STATED PROBLEM:
Filter these entries, keeping only lines that hold the word "color".

###

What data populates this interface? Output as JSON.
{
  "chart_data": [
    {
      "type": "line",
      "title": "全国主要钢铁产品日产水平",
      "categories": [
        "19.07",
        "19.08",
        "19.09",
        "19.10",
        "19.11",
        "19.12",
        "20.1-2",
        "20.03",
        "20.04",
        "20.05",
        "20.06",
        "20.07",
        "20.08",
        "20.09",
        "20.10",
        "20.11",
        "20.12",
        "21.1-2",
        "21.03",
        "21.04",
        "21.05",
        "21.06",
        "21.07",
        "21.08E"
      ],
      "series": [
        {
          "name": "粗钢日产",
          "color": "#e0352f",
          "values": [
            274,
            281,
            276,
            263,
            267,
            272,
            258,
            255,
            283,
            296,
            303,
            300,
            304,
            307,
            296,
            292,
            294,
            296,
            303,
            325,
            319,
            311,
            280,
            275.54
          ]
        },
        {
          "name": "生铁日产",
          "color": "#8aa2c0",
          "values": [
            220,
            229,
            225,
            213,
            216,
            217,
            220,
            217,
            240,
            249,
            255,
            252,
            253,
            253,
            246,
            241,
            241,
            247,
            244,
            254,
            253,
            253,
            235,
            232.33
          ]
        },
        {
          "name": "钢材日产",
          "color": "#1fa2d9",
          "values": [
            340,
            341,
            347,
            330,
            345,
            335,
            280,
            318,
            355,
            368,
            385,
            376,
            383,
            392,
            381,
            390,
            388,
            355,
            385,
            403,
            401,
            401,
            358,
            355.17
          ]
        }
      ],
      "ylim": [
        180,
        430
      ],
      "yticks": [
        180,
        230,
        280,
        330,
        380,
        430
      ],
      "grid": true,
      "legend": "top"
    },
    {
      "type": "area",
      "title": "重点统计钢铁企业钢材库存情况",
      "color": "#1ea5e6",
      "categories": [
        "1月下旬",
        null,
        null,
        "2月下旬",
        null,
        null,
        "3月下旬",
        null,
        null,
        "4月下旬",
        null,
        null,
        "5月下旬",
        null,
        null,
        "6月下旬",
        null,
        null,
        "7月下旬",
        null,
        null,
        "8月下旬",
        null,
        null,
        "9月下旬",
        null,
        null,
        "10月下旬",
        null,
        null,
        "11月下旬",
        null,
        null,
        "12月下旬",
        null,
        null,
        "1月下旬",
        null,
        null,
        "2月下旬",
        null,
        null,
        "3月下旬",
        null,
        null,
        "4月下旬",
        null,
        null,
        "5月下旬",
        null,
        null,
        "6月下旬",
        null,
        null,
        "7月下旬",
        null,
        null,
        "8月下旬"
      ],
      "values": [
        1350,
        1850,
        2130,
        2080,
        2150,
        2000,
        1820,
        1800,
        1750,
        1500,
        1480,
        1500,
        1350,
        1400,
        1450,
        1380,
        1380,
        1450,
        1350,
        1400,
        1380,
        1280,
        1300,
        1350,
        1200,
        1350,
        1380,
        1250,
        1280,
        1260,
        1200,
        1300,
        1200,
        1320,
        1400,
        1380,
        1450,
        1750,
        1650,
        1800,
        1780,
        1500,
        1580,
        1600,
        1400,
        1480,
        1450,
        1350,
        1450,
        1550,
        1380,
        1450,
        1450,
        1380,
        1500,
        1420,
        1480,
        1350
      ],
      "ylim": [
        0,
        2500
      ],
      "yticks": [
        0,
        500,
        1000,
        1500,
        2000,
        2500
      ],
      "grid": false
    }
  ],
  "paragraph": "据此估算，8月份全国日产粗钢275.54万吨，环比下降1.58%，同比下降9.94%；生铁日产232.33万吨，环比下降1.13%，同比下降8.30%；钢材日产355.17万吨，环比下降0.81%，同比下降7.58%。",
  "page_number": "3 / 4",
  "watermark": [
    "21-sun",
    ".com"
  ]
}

###

RESULT FOR THIS EXERCISE:
          "color": "#e0352f",
          "color": "#8aa2c0",
          "color": "#1fa2d9",
      "color": "#1ea5e6",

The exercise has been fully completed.